WHAT YOU NEED TO DO
Print the records below word for word, but leave out the pictures.

___

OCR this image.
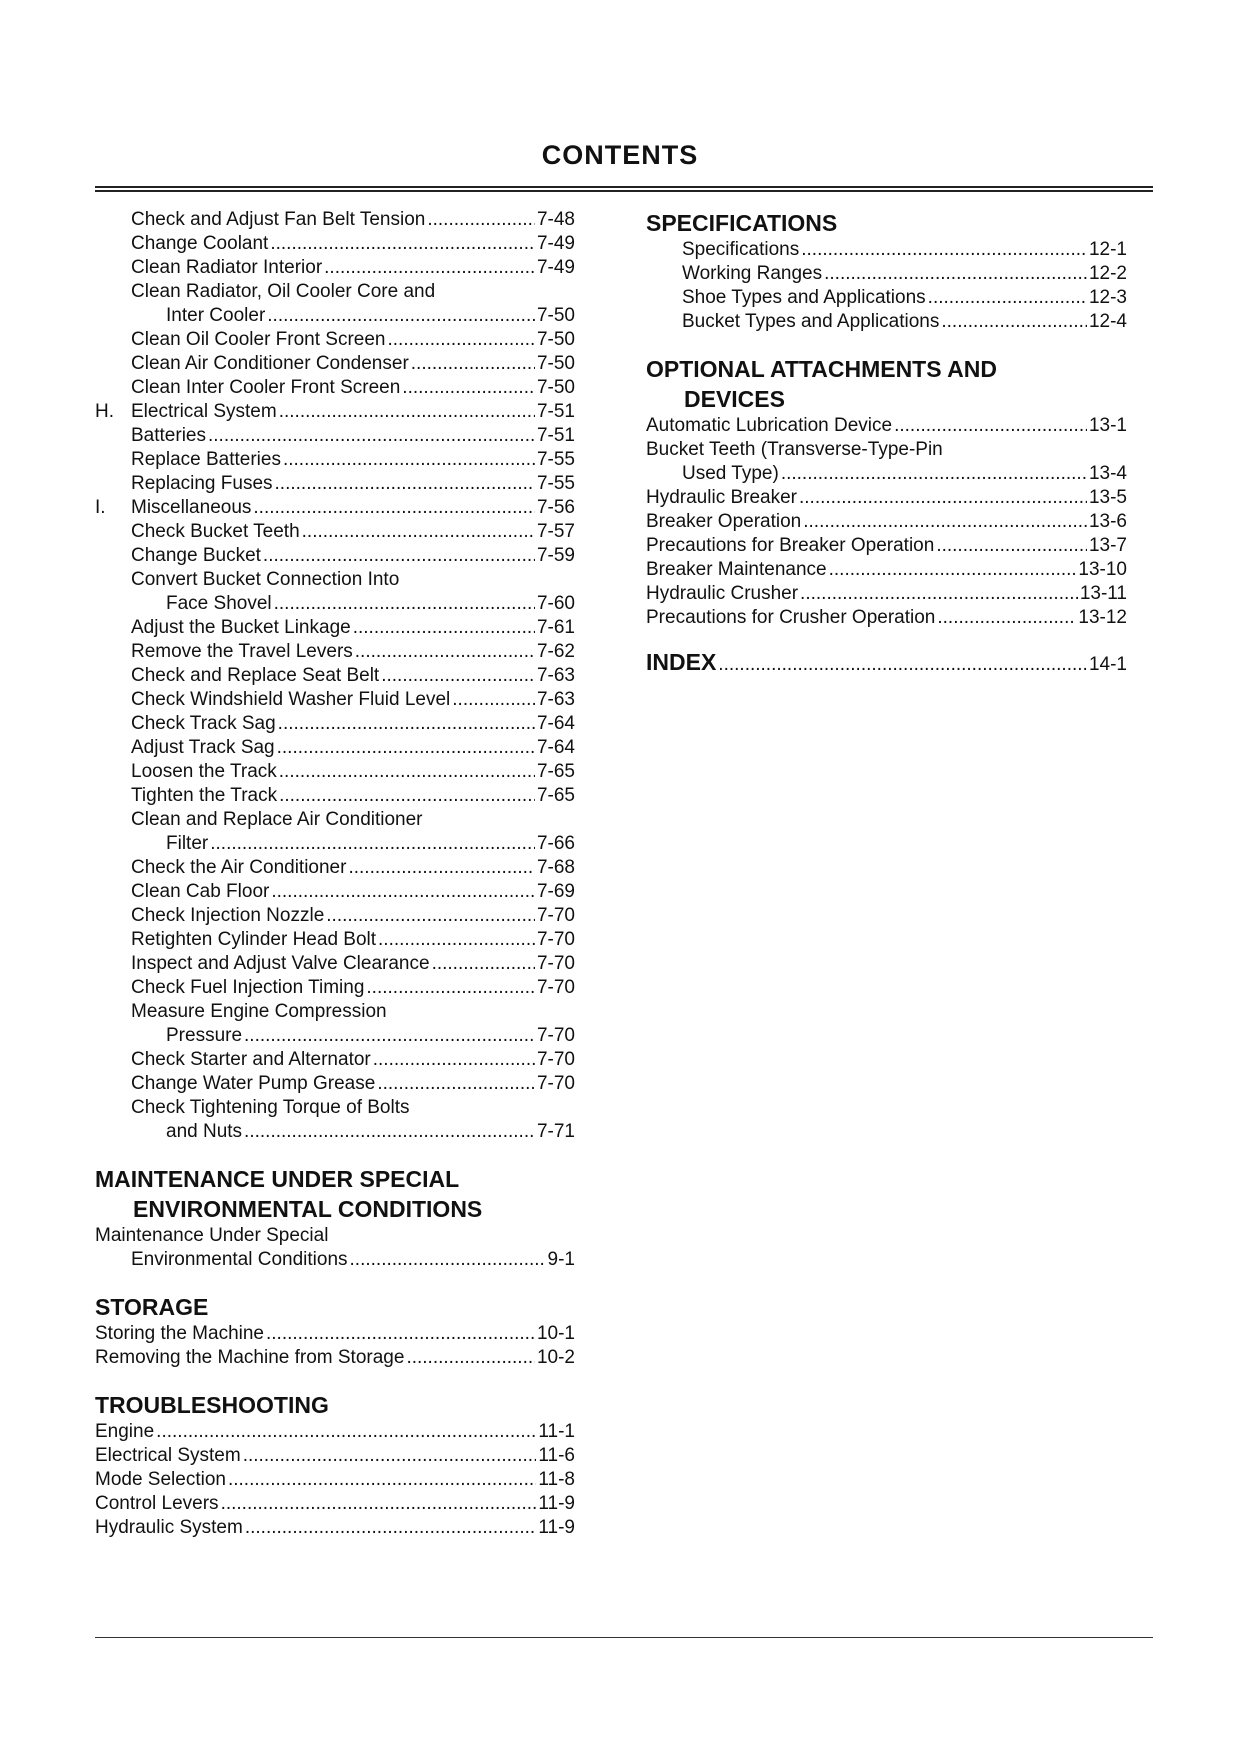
CONTENTS
Check and Adjust Fan Belt Tension .....	7-48
Change Coolant .....	7-49
Clean Radiator Interior .....	7-49
Clean Radiator, Oil Cooler Core and
Inter Cooler .....	7-50
Clean Oil Cooler Front Screen .....	7-50
Clean Air Conditioner Condenser .....	7-50
Clean Inter Cooler Front Screen .....	7-50
H. Electrical System .....	7-51
Batteries .....	7-51
Replace Batteries .....	7-55
Replacing Fuses .....	7-55
I.	Miscellaneous .....	7-56
Check Bucket Teeth .....	7-57
Change Bucket .....	7-59
Convert Bucket Connection Into
Face Shovel .....	7-60
Adjust the Bucket Linkage .....	7-61
Remove the Travel Levers .....	7-62
Check and Replace Seat Belt .....	7-63
Check Windshield Washer Fluid Level .....	7-63
Check Track Sag .....	7-64
Adjust Track Sag .....	7-64
Loosen the Track .....	7-65
Tighten the Track .....	7-65
Clean and Replace Air Conditioner
Filter .....	7-66
Check the Air Conditioner .....	7-68
Clean Cab Floor .....	7-69
Check Injection Nozzle .....	7-70
Retighten Cylinder Head Bolt .....	7-70
Inspect and Adjust Valve Clearance .....	7-70
Check Fuel Injection Timing .....	7-70
Measure Engine Compression
Pressure .....	7-70
Check Starter and Alternator .....	7-70
Change Water Pump Grease .....	7-70
Check Tightening Torque of Bolts
and Nuts .....	7-71
MAINTENANCE UNDER SPECIAL
ENVIRONMENTAL CONDITIONS
Maintenance Under Special
Environmental Conditions .....	9-1
STORAGE
Storing the Machine .....	10-1
Removing the Machine from Storage .....	10-2
TROUBLESHOOTING
Engine .....	11-1
Electrical System .....	11-6
Mode Selection .....	11-8
Control Levers .....	11-9
Hydraulic System .....	11-9
SPECIFICATIONS
Specifications .....	12-1
Working Ranges .....	12-2
Shoe Types and Applications .....	12-3
Bucket Types and Applications .....	12-4
OPTIONAL ATTACHMENTS AND
DEVICES
Automatic Lubrication Device .....	13-1
Bucket Teeth (Transverse-Type-Pin
Used Type) .....	13-4
Hydraulic Breaker .....	13-5
Breaker Operation .....	13-6
Precautions for Breaker Operation .....	13-7
Breaker Maintenance .....	13-10
Hydraulic Crusher .....	13-11
Precautions for Crusher Operation .....	13-12
INDEX .....	14-1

___

SOLUTION TO THIS TASK
OCR this image.
CONTENTS
Check and Adjust Fan Belt Tension .....	7-48
Change Coolant .....	7-49
Clean Radiator Interior .....	7-49
Clean Radiator, Oil Cooler Core and
Inter Cooler .....	7-50
Clean Oil Cooler Front Screen .....	7-50
Clean Air Conditioner Condenser .....	7-50
Clean Inter Cooler Front Screen .....	7-50
H. Electrical System .....	7-51
Batteries .....	7-51
Replace Batteries .....	7-55
Replacing Fuses .....	7-55
I.	Miscellaneous .....	7-56
Check Bucket Teeth .....	7-57
Change Bucket .....	7-59
Convert Bucket Connection Into
Face Shovel .....	7-60
Adjust the Bucket Linkage .....	7-61
Remove the Travel Levers .....	7-62
Check and Replace Seat Belt .....	7-63
Check Windshield Washer Fluid Level .....	7-63
Check Track Sag .....	7-64
Adjust Track Sag .....	7-64
Loosen the Track .....	7-65
Tighten the Track .....	7-65
Clean and Replace Air Conditioner
Filter .....	7-66
Check the Air Conditioner .....	7-68
Clean Cab Floor .....	7-69
Check Injection Nozzle .....	7-70
Retighten Cylinder Head Bolt .....	7-70
Inspect and Adjust Valve Clearance .....	7-70
Check Fuel Injection Timing .....	7-70
Measure Engine Compression
Pressure .....	7-70
Check Starter and Alternator .....	7-70
Change Water Pump Grease .....	7-70
Check Tightening Torque of Bolts
and Nuts .....	7-71
MAINTENANCE UNDER SPECIAL
ENVIRONMENTAL CONDITIONS
Maintenance Under Special
Environmental Conditions .....	9-1
STORAGE
Storing the Machine .....	10-1
Removing the Machine from Storage .....	10-2
TROUBLESHOOTING
Engine .....	11-1
Electrical System .....	11-6
Mode Selection .....	11-8
Control Levers .....	11-9
Hydraulic System .....	11-9
SPECIFICATIONS
Specifications .....	12-1
Working Ranges .....	12-2
Shoe Types and Applications .....	12-3
Bucket Types and Applications .....	12-4
OPTIONAL ATTACHMENTS AND
DEVICES
Automatic Lubrication Device .....	13-1
Bucket Teeth (Transverse-Type-Pin
Used Type) .....	13-4
Hydraulic Breaker .....	13-5
Breaker Operation .....	13-6
Precautions for Breaker Operation .....	13-7
Breaker Maintenance .....	13-10
Hydraulic Crusher .....	13-11
Precautions for Crusher Operation .....	13-12
INDEX .....	14-1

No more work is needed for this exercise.